WHAT IS BEING ASKED
Write the records out again, precisely as they stand.

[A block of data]
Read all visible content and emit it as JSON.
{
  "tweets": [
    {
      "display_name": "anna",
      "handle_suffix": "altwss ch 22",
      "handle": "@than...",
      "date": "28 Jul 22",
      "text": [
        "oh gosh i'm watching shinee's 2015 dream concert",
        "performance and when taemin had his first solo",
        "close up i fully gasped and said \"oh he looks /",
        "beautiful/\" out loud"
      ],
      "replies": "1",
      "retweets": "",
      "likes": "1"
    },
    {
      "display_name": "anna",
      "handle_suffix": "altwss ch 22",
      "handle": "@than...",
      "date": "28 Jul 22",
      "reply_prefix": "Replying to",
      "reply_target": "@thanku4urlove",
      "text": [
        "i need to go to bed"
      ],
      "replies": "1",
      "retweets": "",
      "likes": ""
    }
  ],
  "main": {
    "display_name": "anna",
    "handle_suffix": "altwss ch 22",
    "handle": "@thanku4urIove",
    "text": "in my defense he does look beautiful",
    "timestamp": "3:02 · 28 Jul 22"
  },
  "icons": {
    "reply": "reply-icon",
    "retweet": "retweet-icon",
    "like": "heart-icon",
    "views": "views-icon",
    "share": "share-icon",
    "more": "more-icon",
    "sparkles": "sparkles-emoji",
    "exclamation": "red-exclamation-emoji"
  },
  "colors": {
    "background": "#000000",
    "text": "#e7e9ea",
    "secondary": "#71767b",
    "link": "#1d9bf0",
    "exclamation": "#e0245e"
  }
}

RESULT OF THE TASK
Read all visible content and emit it as JSON.
{
  "tweets": [
    {
      "display_name": "anna",
      "handle_suffix": "altwss ch 22",
      "handle": "@than...",
      "date": "28 Jul 22",
      "text": [
        "oh gosh i'm watching shinee's 2015 dream concert",
        "performance and when taemin had his first solo",
        "close up i fully gasped and said \"oh he looks /",
        "beautiful/\" out loud"
      ],
      "replies": "1",
      "retweets": "",
      "likes": "1"
    },
    {
      "display_name": "anna",
      "handle_suffix": "altwss ch 22",
      "handle": "@than...",
      "date": "28 Jul 22",
      "reply_prefix": "Replying to",
      "reply_target": "@thanku4urlove",
      "text": [
        "i need to go to bed"
      ],
      "replies": "1",
      "retweets": "",
      "likes": ""
    }
  ],
  "main": {
    "display_name": "anna",
    "handle_suffix": "altwss ch 22",
    "handle": "@thanku4urIove",
    "text": "in my defense he does look beautiful",
    "timestamp": "3:02 · 28 Jul 22"
  },
  "icons": {
    "reply": "reply-icon",
    "retweet": "retweet-icon",
    "like": "heart-icon",
    "views": "views-icon",
    "share": "share-icon",
    "more": "more-icon",
    "sparkles": "sparkles-emoji",
    "exclamation": "red-exclamation-emoji"
  },
  "colors": {
    "background": "#000000",
    "text": "#e7e9ea",
    "secondary": "#71767b",
    "link": "#1d9bf0",
    "exclamation": "#e0245e"
  }
}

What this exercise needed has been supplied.